◆ Set exercise: Using the records provided below, locate and copy each line that contains the word "data".

_ _ _ _ _ _ _

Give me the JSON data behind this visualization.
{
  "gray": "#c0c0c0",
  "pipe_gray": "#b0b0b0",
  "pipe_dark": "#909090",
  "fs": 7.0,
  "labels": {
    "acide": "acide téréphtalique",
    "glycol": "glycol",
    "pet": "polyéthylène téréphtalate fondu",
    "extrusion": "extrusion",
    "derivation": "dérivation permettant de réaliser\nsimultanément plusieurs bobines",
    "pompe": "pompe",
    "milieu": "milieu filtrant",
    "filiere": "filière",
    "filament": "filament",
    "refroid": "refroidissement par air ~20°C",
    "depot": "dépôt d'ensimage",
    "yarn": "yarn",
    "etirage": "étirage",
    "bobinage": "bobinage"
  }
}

_ _ _ _ _ _ _

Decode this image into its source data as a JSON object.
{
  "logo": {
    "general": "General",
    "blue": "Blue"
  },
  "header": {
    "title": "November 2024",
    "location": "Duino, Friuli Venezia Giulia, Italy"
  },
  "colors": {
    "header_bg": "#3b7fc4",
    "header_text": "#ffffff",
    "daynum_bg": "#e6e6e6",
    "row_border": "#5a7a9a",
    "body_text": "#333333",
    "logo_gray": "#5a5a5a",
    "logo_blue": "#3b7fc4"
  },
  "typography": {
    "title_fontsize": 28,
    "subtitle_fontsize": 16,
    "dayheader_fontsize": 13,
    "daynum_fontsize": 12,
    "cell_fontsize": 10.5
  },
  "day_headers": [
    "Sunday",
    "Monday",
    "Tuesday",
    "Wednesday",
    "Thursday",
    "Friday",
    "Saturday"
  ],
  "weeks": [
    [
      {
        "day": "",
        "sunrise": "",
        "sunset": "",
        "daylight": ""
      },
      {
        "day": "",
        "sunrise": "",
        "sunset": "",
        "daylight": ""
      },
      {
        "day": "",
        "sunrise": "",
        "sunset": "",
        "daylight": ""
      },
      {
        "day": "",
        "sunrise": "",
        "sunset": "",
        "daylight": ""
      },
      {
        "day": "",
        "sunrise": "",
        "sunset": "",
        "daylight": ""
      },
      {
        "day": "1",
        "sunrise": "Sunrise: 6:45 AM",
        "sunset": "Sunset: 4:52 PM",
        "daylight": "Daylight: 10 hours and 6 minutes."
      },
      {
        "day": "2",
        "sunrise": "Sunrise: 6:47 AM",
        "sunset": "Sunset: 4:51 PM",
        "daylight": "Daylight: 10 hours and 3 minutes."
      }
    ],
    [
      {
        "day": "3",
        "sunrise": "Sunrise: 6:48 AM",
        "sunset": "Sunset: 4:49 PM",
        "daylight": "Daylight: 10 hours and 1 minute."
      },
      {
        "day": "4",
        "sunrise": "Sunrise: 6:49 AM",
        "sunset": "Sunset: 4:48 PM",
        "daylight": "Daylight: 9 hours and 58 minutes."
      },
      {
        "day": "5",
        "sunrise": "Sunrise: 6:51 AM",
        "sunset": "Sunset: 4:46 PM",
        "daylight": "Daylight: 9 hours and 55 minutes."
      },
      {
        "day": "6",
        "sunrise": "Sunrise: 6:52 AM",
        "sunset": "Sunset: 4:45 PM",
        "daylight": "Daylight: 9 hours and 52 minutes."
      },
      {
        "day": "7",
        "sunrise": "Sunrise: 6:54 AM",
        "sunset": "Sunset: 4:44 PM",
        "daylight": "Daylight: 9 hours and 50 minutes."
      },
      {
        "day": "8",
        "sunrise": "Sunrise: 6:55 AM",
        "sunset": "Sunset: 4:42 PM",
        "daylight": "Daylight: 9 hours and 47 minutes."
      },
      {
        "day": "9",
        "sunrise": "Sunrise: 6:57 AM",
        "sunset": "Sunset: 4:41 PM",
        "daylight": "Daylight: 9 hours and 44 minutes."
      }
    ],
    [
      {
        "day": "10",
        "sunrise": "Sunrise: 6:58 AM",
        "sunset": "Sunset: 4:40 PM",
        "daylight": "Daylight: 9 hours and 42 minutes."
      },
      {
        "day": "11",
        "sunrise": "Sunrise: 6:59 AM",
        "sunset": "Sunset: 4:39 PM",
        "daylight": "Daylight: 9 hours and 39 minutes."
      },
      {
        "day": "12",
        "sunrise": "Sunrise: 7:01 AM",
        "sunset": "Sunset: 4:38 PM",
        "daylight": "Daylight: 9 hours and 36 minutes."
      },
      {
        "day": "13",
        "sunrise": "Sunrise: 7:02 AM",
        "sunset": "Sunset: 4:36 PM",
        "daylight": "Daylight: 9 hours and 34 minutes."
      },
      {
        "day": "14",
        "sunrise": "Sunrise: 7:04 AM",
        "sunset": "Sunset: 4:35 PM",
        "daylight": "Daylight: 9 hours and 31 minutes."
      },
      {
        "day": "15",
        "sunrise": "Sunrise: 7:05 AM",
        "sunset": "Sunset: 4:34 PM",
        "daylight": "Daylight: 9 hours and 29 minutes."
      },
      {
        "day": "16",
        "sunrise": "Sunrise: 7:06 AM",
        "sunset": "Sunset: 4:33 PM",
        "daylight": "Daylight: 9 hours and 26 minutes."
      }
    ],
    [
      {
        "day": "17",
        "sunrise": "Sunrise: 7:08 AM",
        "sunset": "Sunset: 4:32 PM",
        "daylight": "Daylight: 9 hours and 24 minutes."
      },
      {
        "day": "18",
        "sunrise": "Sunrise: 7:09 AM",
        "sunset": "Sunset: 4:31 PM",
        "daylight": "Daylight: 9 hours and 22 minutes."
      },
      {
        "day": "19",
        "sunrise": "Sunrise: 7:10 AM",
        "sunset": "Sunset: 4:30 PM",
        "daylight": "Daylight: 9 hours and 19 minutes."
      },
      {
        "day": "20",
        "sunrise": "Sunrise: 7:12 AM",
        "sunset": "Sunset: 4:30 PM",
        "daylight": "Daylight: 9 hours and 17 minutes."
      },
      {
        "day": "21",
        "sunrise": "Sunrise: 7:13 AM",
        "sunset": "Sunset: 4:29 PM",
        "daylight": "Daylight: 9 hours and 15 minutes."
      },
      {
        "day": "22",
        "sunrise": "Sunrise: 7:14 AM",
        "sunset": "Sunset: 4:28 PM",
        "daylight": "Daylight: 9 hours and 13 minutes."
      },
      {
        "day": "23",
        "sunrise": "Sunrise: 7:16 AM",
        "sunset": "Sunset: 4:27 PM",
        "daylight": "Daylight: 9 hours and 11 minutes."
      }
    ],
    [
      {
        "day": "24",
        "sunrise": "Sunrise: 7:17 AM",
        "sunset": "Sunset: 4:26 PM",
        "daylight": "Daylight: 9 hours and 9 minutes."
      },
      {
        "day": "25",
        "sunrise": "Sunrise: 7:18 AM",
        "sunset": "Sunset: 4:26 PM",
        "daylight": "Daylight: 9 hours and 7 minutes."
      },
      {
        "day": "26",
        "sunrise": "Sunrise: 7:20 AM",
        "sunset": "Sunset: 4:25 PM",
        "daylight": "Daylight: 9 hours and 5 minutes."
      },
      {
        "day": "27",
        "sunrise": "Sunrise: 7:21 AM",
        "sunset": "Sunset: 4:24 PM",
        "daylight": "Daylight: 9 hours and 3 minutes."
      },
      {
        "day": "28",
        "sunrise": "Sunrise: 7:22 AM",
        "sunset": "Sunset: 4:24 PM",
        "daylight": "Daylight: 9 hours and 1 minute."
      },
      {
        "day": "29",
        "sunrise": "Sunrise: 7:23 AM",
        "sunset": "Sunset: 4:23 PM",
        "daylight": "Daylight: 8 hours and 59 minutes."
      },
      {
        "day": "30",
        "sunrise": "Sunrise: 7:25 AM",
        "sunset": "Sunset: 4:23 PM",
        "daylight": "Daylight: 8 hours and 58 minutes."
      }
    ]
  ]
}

_ _ _ _ _ _ _

◆ Output of the exercise:
Give me the JSON data behind this visualization.
Decode this image into its source data as a JSON object.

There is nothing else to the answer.